(Raw records)
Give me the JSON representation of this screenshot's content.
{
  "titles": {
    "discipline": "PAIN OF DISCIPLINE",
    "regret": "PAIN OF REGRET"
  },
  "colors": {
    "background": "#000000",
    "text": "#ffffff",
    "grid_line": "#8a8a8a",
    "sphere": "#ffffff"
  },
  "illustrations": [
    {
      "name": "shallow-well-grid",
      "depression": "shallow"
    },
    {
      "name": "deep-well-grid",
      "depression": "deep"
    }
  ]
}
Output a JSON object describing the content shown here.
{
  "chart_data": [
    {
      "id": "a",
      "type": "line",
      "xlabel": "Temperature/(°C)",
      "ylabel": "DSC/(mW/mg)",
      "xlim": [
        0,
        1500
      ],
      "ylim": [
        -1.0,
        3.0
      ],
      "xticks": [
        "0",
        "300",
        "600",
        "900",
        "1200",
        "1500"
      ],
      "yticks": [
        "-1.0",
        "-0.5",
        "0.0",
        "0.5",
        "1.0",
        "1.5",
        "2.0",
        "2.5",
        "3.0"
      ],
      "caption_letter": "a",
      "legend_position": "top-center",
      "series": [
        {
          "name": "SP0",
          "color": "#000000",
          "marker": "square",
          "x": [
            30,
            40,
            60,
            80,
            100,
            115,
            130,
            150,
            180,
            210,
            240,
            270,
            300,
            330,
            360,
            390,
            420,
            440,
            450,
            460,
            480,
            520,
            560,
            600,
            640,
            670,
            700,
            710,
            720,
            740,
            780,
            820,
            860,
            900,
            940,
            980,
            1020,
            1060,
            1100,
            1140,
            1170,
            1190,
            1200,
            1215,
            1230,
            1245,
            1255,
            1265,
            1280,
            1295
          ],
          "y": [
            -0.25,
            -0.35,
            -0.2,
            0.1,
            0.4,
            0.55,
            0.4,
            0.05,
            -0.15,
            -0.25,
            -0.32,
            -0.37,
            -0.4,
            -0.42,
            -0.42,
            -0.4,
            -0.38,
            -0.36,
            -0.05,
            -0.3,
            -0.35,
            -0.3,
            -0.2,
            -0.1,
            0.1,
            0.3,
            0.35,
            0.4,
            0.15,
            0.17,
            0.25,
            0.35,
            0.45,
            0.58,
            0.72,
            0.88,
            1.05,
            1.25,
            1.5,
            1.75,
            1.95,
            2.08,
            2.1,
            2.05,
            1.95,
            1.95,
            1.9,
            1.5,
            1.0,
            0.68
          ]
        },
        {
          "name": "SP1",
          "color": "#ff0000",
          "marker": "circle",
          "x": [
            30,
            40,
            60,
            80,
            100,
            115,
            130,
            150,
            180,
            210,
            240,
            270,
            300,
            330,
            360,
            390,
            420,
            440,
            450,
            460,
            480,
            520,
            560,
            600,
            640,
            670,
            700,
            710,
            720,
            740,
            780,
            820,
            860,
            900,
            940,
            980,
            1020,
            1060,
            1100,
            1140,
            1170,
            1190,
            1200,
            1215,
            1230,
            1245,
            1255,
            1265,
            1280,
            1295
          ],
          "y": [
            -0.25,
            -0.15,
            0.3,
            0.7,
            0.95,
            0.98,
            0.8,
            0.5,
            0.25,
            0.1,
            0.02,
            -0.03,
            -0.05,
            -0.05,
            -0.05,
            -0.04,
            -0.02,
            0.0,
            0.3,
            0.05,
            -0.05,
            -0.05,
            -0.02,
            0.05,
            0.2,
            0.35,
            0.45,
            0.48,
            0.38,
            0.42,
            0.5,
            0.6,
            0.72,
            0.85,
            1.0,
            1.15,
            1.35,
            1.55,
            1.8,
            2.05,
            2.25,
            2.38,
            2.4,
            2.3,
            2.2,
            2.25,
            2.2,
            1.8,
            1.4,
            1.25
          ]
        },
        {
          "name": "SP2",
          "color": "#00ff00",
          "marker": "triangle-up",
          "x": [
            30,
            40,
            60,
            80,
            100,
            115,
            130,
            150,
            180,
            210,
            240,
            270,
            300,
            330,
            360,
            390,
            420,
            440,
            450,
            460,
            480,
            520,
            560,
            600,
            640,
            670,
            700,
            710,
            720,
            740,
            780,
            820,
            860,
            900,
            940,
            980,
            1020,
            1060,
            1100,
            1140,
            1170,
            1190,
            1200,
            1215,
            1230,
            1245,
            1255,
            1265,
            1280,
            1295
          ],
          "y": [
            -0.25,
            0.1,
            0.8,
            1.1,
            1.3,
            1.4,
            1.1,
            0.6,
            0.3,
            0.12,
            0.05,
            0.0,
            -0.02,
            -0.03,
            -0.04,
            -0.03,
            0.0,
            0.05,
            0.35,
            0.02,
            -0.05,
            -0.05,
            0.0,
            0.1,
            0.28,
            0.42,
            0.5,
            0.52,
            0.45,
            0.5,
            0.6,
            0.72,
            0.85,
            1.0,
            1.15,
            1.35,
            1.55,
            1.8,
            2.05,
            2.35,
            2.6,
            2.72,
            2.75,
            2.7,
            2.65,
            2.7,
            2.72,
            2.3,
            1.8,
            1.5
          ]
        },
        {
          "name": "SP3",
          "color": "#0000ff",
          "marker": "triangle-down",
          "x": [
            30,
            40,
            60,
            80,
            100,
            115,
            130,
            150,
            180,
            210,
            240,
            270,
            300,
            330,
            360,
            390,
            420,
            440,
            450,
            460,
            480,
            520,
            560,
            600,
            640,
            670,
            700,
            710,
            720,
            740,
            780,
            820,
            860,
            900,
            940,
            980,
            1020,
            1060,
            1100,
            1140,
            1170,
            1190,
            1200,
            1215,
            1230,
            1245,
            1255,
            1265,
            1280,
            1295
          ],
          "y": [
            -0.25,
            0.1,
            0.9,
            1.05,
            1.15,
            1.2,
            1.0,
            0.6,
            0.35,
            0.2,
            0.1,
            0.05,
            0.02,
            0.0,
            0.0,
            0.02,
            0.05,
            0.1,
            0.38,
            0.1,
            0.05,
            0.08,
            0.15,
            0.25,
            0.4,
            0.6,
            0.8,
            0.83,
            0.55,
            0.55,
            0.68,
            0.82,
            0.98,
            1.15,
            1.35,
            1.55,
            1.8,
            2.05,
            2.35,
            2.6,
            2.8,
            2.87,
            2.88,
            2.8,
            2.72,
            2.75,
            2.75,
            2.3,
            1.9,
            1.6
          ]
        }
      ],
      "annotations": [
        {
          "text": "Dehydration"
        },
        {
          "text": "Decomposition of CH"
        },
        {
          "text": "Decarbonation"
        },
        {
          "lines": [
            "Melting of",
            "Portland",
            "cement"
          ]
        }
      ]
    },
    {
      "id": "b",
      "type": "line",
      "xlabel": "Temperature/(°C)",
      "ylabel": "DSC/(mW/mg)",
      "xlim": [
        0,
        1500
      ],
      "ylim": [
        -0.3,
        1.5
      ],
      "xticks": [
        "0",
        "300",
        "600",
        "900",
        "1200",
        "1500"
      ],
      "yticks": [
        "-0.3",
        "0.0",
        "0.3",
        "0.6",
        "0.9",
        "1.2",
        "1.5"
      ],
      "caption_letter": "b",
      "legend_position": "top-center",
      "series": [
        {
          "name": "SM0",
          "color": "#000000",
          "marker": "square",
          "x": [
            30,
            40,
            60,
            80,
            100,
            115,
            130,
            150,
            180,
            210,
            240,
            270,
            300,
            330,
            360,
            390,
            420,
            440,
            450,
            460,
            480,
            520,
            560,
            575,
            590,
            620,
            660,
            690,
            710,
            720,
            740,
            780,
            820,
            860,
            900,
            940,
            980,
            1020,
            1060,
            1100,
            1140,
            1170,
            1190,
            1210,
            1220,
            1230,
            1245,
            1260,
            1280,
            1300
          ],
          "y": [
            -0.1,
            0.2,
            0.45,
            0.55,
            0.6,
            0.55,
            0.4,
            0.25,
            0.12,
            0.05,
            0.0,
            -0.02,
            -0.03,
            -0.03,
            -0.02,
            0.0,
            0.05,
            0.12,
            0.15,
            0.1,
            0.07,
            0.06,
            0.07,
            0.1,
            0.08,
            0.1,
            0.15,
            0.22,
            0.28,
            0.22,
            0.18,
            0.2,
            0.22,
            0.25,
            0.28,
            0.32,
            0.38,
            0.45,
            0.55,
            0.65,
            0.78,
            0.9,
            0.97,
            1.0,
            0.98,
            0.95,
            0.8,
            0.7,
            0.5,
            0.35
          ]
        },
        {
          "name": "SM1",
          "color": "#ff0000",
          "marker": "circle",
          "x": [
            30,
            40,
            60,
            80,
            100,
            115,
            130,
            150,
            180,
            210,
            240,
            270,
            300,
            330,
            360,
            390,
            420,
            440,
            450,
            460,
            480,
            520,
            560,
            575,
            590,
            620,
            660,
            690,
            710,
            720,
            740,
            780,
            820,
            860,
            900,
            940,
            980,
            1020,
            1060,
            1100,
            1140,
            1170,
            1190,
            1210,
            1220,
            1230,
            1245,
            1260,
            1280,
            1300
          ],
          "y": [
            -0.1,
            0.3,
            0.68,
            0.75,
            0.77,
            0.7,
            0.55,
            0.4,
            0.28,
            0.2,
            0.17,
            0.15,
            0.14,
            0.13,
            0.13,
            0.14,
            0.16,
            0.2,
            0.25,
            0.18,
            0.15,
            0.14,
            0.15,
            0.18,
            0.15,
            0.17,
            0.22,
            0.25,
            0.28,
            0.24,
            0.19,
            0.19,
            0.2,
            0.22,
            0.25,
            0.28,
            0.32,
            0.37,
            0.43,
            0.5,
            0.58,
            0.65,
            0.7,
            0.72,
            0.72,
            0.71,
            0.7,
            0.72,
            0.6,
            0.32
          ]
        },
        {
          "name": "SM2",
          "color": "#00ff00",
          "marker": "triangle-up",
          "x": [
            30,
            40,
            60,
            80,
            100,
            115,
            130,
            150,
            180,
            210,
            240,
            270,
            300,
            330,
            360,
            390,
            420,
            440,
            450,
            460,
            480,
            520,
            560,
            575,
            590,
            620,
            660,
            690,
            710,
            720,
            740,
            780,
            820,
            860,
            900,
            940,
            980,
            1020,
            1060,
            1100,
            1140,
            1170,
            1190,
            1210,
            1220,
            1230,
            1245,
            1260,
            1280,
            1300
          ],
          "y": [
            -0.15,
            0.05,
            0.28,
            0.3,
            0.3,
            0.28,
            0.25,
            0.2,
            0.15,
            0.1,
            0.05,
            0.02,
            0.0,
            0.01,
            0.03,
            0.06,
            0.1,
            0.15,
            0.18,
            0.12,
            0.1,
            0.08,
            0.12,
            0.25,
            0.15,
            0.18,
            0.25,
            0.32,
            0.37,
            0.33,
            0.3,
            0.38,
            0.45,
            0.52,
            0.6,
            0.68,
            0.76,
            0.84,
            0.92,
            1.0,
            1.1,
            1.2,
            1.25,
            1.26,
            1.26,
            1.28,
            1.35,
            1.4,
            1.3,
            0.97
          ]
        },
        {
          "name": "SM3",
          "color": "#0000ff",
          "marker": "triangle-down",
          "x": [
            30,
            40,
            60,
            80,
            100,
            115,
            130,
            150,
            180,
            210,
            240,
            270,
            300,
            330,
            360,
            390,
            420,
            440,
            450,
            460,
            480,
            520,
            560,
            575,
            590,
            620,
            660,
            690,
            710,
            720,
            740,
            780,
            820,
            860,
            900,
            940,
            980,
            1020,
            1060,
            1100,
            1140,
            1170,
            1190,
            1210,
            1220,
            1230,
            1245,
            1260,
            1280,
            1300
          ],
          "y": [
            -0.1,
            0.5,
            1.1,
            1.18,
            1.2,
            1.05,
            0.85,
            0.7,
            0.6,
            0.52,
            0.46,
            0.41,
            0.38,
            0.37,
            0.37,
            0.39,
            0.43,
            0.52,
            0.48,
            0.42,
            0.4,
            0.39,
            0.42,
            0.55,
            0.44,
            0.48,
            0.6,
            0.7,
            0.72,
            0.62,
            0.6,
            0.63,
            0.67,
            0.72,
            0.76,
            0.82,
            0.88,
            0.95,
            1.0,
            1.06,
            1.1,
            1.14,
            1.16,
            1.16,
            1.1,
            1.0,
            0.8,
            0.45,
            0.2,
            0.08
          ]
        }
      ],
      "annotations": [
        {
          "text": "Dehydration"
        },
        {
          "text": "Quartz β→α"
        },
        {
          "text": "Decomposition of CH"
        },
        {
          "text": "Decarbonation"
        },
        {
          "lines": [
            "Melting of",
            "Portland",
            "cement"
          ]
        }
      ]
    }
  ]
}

- WORK INSTRUCTIONS
Each line in the entries above that includes the string "shallow" should be extracted.

- COMPLETE OUTPUT
      "name": "shallow-well-grid",
      "depression": "shallow"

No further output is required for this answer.